**Extracts from a graphics dataset**

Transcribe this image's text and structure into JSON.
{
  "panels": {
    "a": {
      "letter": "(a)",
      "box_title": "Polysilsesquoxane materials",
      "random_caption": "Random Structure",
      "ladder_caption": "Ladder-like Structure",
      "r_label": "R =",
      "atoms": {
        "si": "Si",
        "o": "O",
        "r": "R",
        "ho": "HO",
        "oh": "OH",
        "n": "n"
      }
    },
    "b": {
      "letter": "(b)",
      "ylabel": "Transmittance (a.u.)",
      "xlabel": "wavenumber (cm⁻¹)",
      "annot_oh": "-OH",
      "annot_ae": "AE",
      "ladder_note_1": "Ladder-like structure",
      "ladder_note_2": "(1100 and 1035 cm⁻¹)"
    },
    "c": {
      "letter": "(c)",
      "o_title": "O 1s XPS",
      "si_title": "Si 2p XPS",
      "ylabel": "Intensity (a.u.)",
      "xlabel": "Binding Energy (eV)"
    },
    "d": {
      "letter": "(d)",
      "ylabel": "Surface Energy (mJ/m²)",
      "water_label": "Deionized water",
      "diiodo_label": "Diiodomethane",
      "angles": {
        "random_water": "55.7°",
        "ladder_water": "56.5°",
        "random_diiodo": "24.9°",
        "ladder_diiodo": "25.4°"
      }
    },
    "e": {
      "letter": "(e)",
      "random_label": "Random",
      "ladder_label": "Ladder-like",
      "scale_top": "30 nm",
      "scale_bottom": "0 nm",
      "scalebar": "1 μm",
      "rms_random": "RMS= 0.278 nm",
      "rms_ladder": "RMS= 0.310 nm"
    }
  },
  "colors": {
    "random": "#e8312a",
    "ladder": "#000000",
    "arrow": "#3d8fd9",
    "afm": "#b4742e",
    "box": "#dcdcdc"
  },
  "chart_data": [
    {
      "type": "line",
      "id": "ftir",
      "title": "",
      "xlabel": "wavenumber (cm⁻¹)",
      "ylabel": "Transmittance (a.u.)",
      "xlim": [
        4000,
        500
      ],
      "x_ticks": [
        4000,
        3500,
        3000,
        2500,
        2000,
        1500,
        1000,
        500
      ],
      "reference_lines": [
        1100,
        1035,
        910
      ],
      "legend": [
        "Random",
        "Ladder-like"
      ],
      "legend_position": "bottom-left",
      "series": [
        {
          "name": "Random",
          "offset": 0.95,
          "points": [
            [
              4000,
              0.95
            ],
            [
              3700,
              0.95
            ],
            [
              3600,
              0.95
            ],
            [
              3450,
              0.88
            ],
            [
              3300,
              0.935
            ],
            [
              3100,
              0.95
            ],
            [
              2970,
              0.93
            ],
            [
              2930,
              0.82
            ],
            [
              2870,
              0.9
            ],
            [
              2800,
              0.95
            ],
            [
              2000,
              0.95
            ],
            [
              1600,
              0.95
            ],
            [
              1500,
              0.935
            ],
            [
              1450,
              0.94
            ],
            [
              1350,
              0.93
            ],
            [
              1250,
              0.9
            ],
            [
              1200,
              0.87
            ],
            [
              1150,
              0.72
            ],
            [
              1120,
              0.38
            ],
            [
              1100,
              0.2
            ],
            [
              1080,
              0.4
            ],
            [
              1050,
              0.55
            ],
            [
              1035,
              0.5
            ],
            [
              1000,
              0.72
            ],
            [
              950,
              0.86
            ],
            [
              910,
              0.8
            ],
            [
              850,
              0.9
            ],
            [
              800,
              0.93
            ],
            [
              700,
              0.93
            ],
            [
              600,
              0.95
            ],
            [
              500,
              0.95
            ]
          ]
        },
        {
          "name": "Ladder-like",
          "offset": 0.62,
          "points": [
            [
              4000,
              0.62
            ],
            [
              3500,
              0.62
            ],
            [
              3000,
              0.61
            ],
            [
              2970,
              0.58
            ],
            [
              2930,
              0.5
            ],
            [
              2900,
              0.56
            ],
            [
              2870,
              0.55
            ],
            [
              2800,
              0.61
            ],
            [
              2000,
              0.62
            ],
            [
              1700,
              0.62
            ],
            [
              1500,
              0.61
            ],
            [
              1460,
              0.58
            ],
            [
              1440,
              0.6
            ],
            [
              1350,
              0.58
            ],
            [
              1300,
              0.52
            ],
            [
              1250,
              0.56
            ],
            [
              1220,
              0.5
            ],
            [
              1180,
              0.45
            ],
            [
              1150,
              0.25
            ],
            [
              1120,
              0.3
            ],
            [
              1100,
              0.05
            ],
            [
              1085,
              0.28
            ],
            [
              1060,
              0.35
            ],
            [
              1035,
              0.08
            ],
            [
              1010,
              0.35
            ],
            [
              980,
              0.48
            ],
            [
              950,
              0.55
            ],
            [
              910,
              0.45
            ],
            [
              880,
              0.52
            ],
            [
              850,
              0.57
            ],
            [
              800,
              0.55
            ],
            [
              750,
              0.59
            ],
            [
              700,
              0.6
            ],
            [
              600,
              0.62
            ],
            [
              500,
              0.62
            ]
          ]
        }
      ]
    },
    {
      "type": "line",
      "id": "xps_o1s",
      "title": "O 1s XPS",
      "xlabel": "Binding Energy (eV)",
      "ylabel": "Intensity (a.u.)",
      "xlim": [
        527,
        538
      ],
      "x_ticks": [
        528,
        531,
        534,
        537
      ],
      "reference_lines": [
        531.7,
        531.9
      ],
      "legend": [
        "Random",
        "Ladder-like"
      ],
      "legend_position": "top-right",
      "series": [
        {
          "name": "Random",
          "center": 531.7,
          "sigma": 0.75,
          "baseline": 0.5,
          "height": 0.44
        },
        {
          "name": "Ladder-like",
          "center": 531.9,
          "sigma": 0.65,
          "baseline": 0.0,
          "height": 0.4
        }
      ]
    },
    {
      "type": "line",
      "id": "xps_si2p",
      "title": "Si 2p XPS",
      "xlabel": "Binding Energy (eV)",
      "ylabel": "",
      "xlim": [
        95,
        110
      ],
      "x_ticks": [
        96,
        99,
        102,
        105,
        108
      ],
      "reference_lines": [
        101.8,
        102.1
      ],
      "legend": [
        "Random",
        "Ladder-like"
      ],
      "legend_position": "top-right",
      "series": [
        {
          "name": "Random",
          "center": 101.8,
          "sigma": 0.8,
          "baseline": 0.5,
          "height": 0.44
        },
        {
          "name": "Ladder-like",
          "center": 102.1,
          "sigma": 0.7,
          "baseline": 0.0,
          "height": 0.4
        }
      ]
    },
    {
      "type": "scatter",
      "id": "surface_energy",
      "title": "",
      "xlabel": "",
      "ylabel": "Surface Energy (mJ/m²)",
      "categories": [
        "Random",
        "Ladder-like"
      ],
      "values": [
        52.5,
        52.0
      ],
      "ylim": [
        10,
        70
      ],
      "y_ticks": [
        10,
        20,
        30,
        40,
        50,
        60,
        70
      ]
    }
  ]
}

**PROBLEM TO SOLVE**
Repeat the entries shown above, every one, word for word.

**OUTPUT OF THE EXERCISE**
Transcribe this image's text and structure into JSON.
{
  "panels": {
    "a": {
      "letter": "(a)",
      "box_title": "Polysilsesquoxane materials",
      "random_caption": "Random Structure",
      "ladder_caption": "Ladder-like Structure",
      "r_label": "R =",
      "atoms": {
        "si": "Si",
        "o": "O",
        "r": "R",
        "ho": "HO",
        "oh": "OH",
        "n": "n"
      }
    },
    "b": {
      "letter": "(b)",
      "ylabel": "Transmittance (a.u.)",
      "xlabel": "wavenumber (cm⁻¹)",
      "annot_oh": "-OH",
      "annot_ae": "AE",
      "ladder_note_1": "Ladder-like structure",
      "ladder_note_2": "(1100 and 1035 cm⁻¹)"
    },
    "c": {
      "letter": "(c)",
      "o_title": "O 1s XPS",
      "si_title": "Si 2p XPS",
      "ylabel": "Intensity (a.u.)",
      "xlabel": "Binding Energy (eV)"
    },
    "d": {
      "letter": "(d)",
      "ylabel": "Surface Energy (mJ/m²)",
      "water_label": "Deionized water",
      "diiodo_label": "Diiodomethane",
      "angles": {
        "random_water": "55.7°",
        "ladder_water": "56.5°",
        "random_diiodo": "24.9°",
        "ladder_diiodo": "25.4°"
      }
    },
    "e": {
      "letter": "(e)",
      "random_label": "Random",
      "ladder_label": "Ladder-like",
      "scale_top": "30 nm",
      "scale_bottom": "0 nm",
      "scalebar": "1 μm",
      "rms_random": "RMS= 0.278 nm",
      "rms_ladder": "RMS= 0.310 nm"
    }
  },
  "colors": {
    "random": "#e8312a",
    "ladder": "#000000",
    "arrow": "#3d8fd9",
    "afm": "#b4742e",
    "box": "#dcdcdc"
  },
  "chart_data": [
    {
      "type": "line",
      "id": "ftir",
      "title": "",
      "xlabel": "wavenumber (cm⁻¹)",
      "ylabel": "Transmittance (a.u.)",
      "xlim": [
        4000,
        500
      ],
      "x_ticks": [
        4000,
        3500,
        3000,
        2500,
        2000,
        1500,
        1000,
        500
      ],
      "reference_lines": [
        1100,
        1035,
        910
      ],
      "legend": [
        "Random",
        "Ladder-like"
      ],
      "legend_position": "bottom-left",
      "series": [
        {
          "name": "Random",
          "offset": 0.95,
          "points": [
            [
              4000,
              0.95
            ],
            [
              3700,
              0.95
            ],
            [
              3600,
              0.95
            ],
            [
              3450,
              0.88
            ],
            [
              3300,
              0.935
            ],
            [
              3100,
              0.95
            ],
            [
              2970,
              0.93
            ],
            [
              2930,
              0.82
            ],
            [
              2870,
              0.9
            ],
            [
              2800,
              0.95
            ],
            [
              2000,
              0.95
            ],
            [
              1600,
              0.95
            ],
            [
              1500,
              0.935
            ],
            [
              1450,
              0.94
            ],
            [
              1350,
              0.93
            ],
            [
              1250,
              0.9
            ],
            [
              1200,
              0.87
            ],
            [
              1150,
              0.72
            ],
            [
              1120,
              0.38
            ],
            [
              1100,
              0.2
            ],
            [
              1080,
              0.4
            ],
            [
              1050,
              0.55
            ],
            [
              1035,
              0.5
            ],
            [
              1000,
              0.72
            ],
            [
              950,
              0.86
            ],
            [
              910,
              0.8
            ],
            [
              850,
              0.9
            ],
            [
              800,
              0.93
            ],
            [
              700,
              0.93
            ],
            [
              600,
              0.95
            ],
            [
              500,
              0.95
            ]
          ]
        },
        {
          "name": "Ladder-like",
          "offset": 0.62,
          "points": [
            [
              4000,
              0.62
            ],
            [
              3500,
              0.62
            ],
            [
              3000,
              0.61
            ],
            [
              2970,
              0.58
            ],
            [
              2930,
              0.5
            ],
            [
              2900,
              0.56
            ],
            [
              2870,
              0.55
            ],
            [
              2800,
              0.61
            ],
            [
              2000,
              0.62
            ],
            [
              1700,
              0.62
            ],
            [
              1500,
              0.61
            ],
            [
              1460,
              0.58
            ],
            [
              1440,
              0.6
            ],
            [
              1350,
              0.58
            ],
            [
              1300,
              0.52
            ],
            [
              1250,
              0.56
            ],
            [
              1220,
              0.5
            ],
            [
              1180,
              0.45
            ],
            [
              1150,
              0.25
            ],
            [
              1120,
              0.3
            ],
            [
              1100,
              0.05
            ],
            [
              1085,
              0.28
            ],
            [
              1060,
              0.35
            ],
            [
              1035,
              0.08
            ],
            [
              1010,
              0.35
            ],
            [
              980,
              0.48
            ],
            [
              950,
              0.55
            ],
            [
              910,
              0.45
            ],
            [
              880,
              0.52
            ],
            [
              850,
              0.57
            ],
            [
              800,
              0.55
            ],
            [
              750,
              0.59
            ],
            [
              700,
              0.6
            ],
            [
              600,
              0.62
            ],
            [
              500,
              0.62
            ]
          ]
        }
      ]
    },
    {
      "type": "line",
      "id": "xps_o1s",
      "title": "O 1s XPS",
      "xlabel": "Binding Energy (eV)",
      "ylabel": "Intensity (a.u.)",
      "xlim": [
        527,
        538
      ],
      "x_ticks": [
        528,
        531,
        534,
        537
      ],
      "reference_lines": [
        531.7,
        531.9
      ],
      "legend": [
        "Random",
        "Ladder-like"
      ],
      "legend_position": "top-right",
      "series": [
        {
          "name": "Random",
          "center": 531.7,
          "sigma": 0.75,
          "baseline": 0.5,
          "height": 0.44
        },
        {
          "name": "Ladder-like",
          "center": 531.9,
          "sigma": 0.65,
          "baseline": 0.0,
          "height": 0.4
        }
      ]
    },
    {
      "type": "line",
      "id": "xps_si2p",
      "title": "Si 2p XPS",
      "xlabel": "Binding Energy (eV)",
      "ylabel": "",
      "xlim": [
        95,
        110
      ],
      "x_ticks": [
        96,
        99,
        102,
        105,
        108
      ],
      "reference_lines": [
        101.8,
        102.1
      ],
      "legend": [
        "Random",
        "Ladder-like"
      ],
      "legend_position": "top-right",
      "series": [
        {
          "name": "Random",
          "center": 101.8,
          "sigma": 0.8,
          "baseline": 0.5,
          "height": 0.44
        },
        {
          "name": "Ladder-like",
          "center": 102.1,
          "sigma": 0.7,
          "baseline": 0.0,
          "height": 0.4
        }
      ]
    },
    {
      "type": "scatter",
      "id": "surface_energy",
      "title": "",
      "xlabel": "",
      "ylabel": "Surface Energy (mJ/m²)",
      "categories": [
        "Random",
        "Ladder-like"
      ],
      "values": [
        52.5,
        52.0
      ],
      "ylim": [
        10,
        70
      ],
      "y_ticks": [
        10,
        20,
        30,
        40,
        50,
        60,
        70
      ]
    }
  ]
}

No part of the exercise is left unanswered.